--- START OF Records for the exercise ---
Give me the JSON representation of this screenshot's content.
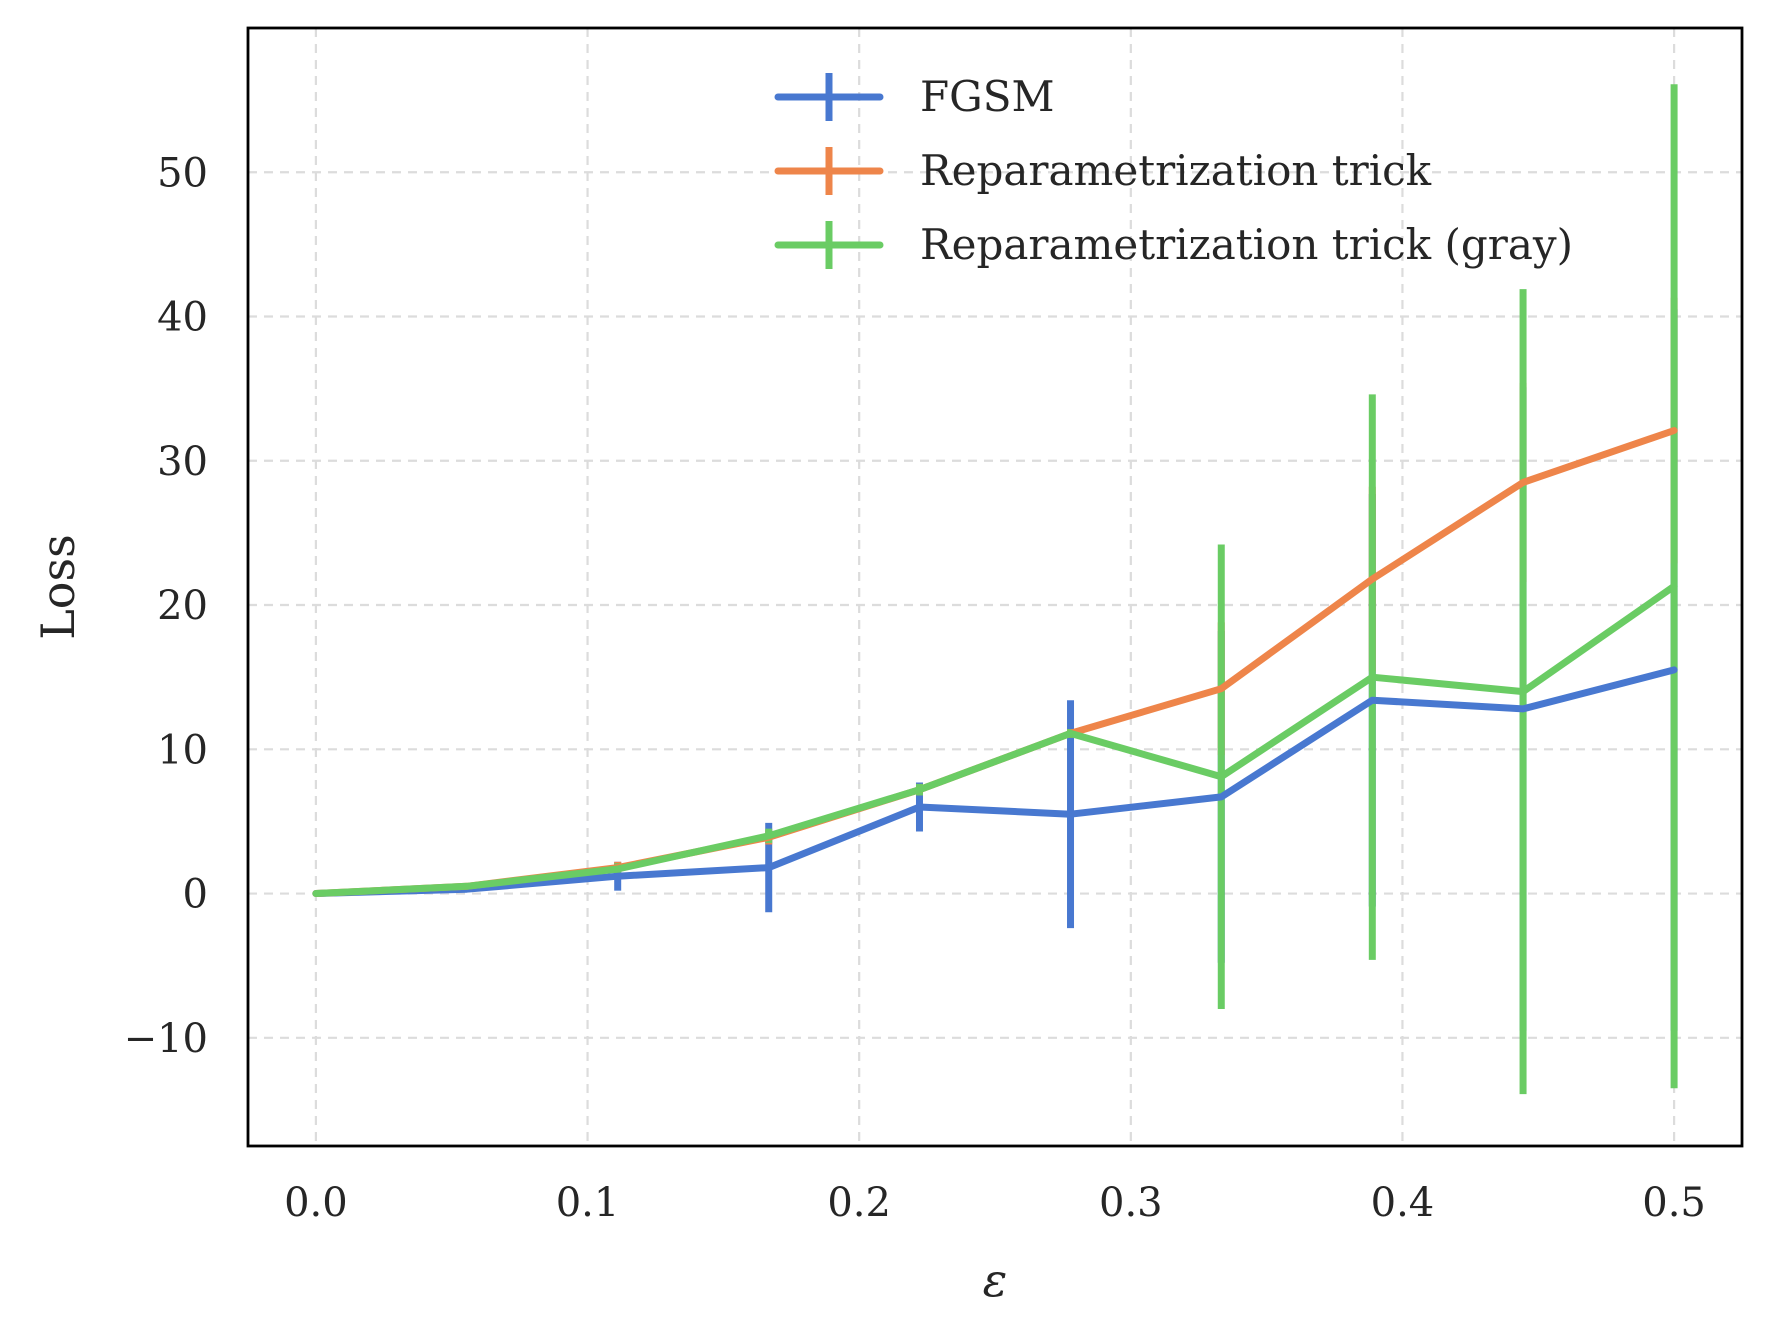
{
  "chart_data": {
    "type": "line",
    "xlabel": "ε",
    "ylabel": "Loss",
    "xlim": [
      -0.025,
      0.525
    ],
    "ylim": [
      -17.5,
      60
    ],
    "grid": true,
    "legend_position": "top-right",
    "x_ticks": [
      {
        "value": 0.0,
        "label": "0.0"
      },
      {
        "value": 0.1,
        "label": "0.1"
      },
      {
        "value": 0.2,
        "label": "0.2"
      },
      {
        "value": 0.3,
        "label": "0.3"
      },
      {
        "value": 0.4,
        "label": "0.4"
      },
      {
        "value": 0.5,
        "label": "0.5"
      }
    ],
    "y_ticks": [
      {
        "value": -10,
        "label": "−10"
      },
      {
        "value": 0,
        "label": "0"
      },
      {
        "value": 10,
        "label": "10"
      },
      {
        "value": 20,
        "label": "20"
      },
      {
        "value": 30,
        "label": "30"
      },
      {
        "value": 40,
        "label": "40"
      },
      {
        "value": 50,
        "label": "50"
      }
    ],
    "x": [
      0.0,
      0.0556,
      0.1111,
      0.1667,
      0.2222,
      0.2778,
      0.3333,
      0.3889,
      0.4444,
      0.5
    ],
    "series": [
      {
        "name": "FGSM",
        "color": "#4878d0",
        "values": [
          0.0,
          0.3,
          1.2,
          1.8,
          6.0,
          5.5,
          6.7,
          13.4,
          12.8,
          15.5
        ],
        "errors": [
          0.0,
          0.2,
          1.0,
          3.1,
          1.7,
          7.9,
          11.5,
          14.3,
          22.3,
          25.0
        ]
      },
      {
        "name": "Reparametrization trick",
        "color": "#ee854a",
        "values": [
          0.0,
          0.5,
          1.8,
          3.9,
          7.2,
          11.1,
          14.2,
          21.8,
          28.5,
          32.1
        ],
        "errors": [
          0.0,
          0.2,
          0.4,
          0.5,
          0.4,
          0.3,
          4.6,
          6.4,
          6.9,
          9.2
        ]
      },
      {
        "name": "Reparametrization trick (gray)",
        "color": "#6acc64",
        "values": [
          0.0,
          0.5,
          1.7,
          4.0,
          7.2,
          11.1,
          8.1,
          15.0,
          14.0,
          21.3
        ],
        "errors": [
          0.0,
          0.2,
          0.4,
          0.5,
          0.4,
          0.3,
          16.1,
          19.6,
          27.9,
          34.8
        ]
      }
    ]
  }
}
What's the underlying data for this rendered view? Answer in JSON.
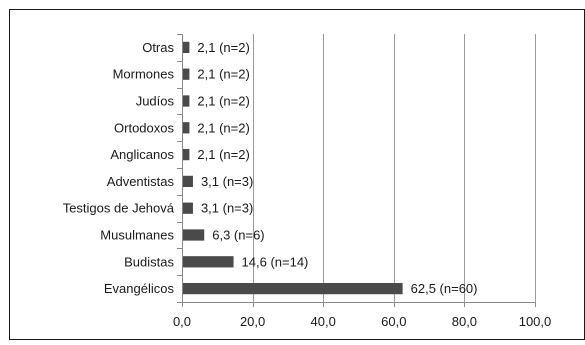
{
  "chart_data": {
    "type": "bar",
    "orientation": "horizontal",
    "title": "",
    "xlabel": "",
    "ylabel": "",
    "categories": [
      "Evangélicos",
      "Budistas",
      "Musulmanes",
      "Testigos de Jehová",
      "Adventistas",
      "Anglicanos",
      "Ortodoxos",
      "Judíos",
      "Mormones",
      "Otras"
    ],
    "values": [
      62.5,
      14.6,
      6.3,
      3.1,
      3.1,
      2.1,
      2.1,
      2.1,
      2.1,
      2.1
    ],
    "data_labels": [
      "62,5 (n=60)",
      "14,6 (n=14)",
      "6,3 (n=6)",
      "3,1 (n=3)",
      "3,1 (n=3)",
      "2,1 (n=2)",
      "2,1 (n=2)",
      "2,1 (n=2)",
      "2,1 (n=2)",
      "2,1 (n=2)"
    ],
    "xlim": [
      0,
      100
    ],
    "xticks": [
      0,
      20,
      40,
      60,
      80,
      100
    ],
    "xtick_labels": [
      "0,0",
      "20,0",
      "40,0",
      "60,0",
      "80,0",
      "100,0"
    ],
    "grid": "vertical",
    "legend": "none",
    "colors": {
      "bar": "#4a4a4a",
      "grid": "#9a9a9a",
      "axis": "#8a8a8a",
      "frame": "#1a1a1a"
    }
  }
}
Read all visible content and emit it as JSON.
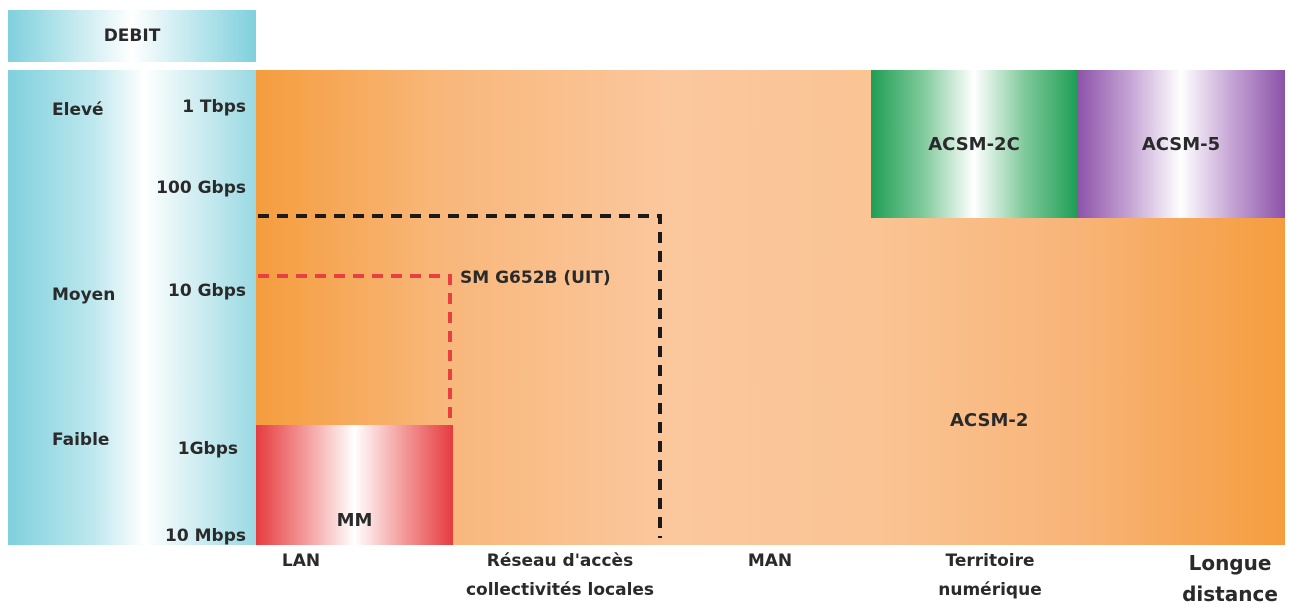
{
  "header": {
    "debit_label": "DEBIT"
  },
  "levels": [
    {
      "label": "Elevé"
    },
    {
      "label": "Moyen"
    },
    {
      "label": "Faible"
    }
  ],
  "rates": [
    "1 Tbps",
    "100 Gbps",
    "10 Gbps",
    "1Gbps",
    "10 Mbps"
  ],
  "regions": {
    "acsm_2c": "ACSM-2C",
    "acsm_5": "ACSM-5",
    "acsm_2": "ACSM-2",
    "mm": "MM",
    "sm": "SM G652B (UIT)"
  },
  "categories": [
    {
      "line1": "LAN",
      "line2": ""
    },
    {
      "line1": "Réseau d'accès",
      "line2": "collectivités locales"
    },
    {
      "line1": "MAN",
      "line2": ""
    },
    {
      "line1": "Territoire",
      "line2": "numérique"
    },
    {
      "line1": "Longue",
      "line2": "distance"
    }
  ],
  "colors": {
    "debit": "#7fd0dd",
    "background": "#f59d3e",
    "acsm_2c": "#1f9e55",
    "acsm_5": "#8c52a8",
    "mm": "#e63b3f",
    "sm_dash": "#e84040",
    "outer_dash": "#1a1a1a"
  }
}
--- END OF Records for the exercise ---
--- Given task ---
Every line of the listing that holds "trick" is to be counted; give only the resulting number.

--- Solution ---
2